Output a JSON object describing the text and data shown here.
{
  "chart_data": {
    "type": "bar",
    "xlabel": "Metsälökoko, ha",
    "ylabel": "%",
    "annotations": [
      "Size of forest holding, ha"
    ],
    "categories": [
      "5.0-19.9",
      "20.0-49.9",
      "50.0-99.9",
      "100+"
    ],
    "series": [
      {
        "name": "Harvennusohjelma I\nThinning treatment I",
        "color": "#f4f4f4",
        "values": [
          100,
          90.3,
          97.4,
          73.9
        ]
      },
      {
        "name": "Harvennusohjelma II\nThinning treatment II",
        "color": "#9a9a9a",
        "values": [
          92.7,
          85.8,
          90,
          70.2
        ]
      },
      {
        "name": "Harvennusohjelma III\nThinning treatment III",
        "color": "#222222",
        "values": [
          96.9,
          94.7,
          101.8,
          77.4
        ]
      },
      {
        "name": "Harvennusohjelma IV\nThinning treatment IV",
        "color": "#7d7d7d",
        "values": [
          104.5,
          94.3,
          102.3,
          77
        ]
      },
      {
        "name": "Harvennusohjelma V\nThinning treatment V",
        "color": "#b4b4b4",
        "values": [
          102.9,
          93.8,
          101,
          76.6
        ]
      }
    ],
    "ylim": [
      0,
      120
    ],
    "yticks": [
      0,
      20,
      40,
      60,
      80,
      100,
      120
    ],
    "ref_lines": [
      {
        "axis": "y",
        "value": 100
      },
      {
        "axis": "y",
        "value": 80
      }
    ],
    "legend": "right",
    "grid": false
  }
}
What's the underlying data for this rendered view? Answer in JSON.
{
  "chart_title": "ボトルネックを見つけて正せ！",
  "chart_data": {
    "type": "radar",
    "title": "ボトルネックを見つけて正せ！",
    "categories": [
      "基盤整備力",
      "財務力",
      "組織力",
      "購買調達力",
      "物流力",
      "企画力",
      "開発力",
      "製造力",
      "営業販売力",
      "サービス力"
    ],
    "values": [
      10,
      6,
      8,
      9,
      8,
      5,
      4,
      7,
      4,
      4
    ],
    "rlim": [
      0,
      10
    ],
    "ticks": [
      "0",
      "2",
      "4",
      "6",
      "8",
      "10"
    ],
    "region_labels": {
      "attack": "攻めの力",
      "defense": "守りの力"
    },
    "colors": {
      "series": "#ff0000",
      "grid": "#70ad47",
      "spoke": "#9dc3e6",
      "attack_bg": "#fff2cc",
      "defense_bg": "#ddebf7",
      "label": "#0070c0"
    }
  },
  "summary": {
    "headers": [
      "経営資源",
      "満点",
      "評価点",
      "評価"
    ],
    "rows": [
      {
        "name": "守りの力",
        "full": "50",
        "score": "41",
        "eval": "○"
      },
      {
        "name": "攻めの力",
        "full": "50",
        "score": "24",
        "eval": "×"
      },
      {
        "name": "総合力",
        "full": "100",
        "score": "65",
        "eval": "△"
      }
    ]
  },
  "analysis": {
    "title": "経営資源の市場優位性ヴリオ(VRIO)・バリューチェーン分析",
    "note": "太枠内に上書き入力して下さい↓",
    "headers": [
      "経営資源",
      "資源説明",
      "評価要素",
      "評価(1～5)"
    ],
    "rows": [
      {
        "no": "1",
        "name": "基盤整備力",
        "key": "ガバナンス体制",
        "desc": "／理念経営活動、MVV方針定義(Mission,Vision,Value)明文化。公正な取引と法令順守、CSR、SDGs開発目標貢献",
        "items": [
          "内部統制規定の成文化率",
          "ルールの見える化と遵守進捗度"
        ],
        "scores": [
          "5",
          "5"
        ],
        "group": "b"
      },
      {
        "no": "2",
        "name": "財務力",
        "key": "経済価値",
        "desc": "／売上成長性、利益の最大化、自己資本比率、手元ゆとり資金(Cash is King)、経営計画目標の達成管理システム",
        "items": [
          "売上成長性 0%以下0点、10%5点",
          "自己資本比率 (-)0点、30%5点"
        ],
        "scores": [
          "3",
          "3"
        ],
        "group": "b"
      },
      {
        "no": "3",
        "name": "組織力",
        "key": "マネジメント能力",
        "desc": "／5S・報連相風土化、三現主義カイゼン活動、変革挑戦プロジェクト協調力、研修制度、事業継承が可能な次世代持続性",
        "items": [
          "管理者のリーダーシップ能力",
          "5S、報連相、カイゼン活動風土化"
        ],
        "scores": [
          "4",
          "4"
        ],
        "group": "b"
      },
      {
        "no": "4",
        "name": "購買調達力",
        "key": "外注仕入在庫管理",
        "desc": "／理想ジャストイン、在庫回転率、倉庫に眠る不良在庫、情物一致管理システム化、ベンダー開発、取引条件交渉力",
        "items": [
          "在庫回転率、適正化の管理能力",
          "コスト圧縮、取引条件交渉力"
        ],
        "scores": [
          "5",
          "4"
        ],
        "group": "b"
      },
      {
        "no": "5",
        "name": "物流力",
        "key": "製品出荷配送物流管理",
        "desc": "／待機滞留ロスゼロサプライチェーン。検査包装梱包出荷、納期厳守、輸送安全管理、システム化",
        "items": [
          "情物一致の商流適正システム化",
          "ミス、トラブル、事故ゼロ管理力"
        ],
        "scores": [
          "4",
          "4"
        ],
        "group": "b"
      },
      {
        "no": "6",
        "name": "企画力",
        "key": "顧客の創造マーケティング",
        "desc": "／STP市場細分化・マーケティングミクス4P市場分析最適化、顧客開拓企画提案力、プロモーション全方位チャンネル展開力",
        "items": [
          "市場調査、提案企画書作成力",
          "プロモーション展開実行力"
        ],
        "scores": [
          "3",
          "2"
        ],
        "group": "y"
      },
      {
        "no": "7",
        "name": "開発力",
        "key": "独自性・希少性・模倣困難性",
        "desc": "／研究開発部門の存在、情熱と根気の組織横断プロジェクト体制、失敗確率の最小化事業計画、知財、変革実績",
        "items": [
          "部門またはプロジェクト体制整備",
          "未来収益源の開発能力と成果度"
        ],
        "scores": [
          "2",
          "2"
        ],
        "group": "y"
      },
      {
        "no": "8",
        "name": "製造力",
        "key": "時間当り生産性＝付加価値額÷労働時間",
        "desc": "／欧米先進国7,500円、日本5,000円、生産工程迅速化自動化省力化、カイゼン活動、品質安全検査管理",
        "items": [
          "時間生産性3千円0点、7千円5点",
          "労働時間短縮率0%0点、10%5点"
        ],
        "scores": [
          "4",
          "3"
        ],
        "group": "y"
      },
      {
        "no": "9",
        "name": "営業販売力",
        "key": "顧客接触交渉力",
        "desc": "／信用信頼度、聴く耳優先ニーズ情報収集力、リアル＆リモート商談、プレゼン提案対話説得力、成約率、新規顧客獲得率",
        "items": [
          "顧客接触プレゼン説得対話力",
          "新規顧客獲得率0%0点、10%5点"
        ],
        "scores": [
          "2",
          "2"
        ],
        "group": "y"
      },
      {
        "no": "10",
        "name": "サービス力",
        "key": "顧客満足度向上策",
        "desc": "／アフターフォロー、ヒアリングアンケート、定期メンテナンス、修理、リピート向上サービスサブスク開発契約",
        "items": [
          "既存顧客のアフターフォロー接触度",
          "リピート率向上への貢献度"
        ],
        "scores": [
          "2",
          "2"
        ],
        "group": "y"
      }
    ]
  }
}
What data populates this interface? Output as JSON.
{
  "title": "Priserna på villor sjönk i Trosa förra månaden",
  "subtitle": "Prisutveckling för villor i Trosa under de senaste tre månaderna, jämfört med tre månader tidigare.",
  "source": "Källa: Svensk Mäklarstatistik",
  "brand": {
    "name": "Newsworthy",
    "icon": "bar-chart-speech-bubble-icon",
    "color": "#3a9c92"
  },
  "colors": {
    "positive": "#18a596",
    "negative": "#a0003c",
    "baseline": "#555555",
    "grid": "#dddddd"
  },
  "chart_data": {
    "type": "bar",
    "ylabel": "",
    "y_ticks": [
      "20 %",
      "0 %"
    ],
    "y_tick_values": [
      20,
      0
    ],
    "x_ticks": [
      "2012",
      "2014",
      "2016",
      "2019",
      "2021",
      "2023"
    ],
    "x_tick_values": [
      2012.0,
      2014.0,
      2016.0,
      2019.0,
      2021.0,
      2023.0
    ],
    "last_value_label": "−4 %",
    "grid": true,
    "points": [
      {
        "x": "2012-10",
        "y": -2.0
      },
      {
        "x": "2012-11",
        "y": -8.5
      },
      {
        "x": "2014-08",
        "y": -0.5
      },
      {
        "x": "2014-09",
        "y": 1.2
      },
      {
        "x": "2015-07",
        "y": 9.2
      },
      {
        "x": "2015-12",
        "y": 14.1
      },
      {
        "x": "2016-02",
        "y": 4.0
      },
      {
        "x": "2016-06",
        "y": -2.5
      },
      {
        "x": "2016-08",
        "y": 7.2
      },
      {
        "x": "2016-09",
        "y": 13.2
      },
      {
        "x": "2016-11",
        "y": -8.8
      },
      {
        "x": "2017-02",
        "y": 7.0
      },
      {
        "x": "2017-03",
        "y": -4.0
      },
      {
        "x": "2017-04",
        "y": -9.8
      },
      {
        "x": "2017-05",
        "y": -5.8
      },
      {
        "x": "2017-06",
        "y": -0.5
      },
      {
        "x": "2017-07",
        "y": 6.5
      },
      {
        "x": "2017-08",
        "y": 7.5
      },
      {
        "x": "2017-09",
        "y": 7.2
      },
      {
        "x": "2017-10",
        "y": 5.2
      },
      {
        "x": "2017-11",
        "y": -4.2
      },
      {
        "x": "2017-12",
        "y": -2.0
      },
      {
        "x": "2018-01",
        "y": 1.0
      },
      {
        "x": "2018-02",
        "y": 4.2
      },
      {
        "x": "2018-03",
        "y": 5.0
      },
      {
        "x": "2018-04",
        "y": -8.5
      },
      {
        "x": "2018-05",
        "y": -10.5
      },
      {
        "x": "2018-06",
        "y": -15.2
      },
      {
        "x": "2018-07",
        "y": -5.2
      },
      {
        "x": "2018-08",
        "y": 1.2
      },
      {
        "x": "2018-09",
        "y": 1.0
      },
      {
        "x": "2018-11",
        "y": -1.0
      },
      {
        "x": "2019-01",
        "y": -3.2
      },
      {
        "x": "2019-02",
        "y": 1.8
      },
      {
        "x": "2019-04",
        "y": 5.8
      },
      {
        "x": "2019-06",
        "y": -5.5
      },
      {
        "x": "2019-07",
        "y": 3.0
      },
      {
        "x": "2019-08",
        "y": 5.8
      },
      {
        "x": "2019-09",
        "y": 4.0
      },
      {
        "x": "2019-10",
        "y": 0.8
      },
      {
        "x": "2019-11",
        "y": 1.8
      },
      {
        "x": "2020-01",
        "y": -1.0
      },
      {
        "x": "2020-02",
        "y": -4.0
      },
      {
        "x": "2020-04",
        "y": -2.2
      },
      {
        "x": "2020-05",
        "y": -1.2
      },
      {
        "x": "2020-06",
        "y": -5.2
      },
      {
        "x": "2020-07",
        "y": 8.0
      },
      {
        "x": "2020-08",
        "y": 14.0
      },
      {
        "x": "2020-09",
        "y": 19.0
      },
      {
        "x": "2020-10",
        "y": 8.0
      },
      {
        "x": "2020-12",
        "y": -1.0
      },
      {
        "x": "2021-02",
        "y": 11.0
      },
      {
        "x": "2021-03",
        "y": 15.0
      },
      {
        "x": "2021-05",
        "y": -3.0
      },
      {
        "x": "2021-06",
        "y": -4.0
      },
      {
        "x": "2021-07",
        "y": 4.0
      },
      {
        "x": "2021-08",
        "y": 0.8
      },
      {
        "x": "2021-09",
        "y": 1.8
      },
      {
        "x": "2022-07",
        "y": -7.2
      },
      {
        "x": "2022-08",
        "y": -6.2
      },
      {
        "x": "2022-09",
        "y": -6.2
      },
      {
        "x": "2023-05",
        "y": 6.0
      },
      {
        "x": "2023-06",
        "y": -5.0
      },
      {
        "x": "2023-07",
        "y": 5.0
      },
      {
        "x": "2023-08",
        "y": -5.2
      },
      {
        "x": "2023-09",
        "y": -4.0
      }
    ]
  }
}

┄┄┄┄┄┄┄┄┄┄┄┄┄┄┄┄┄┄┄┄

__THE PROBLEM__. Say how many lines in the records above hold "villor", and give no other text.

__RESULT FOR THIS EXERCISE__. 2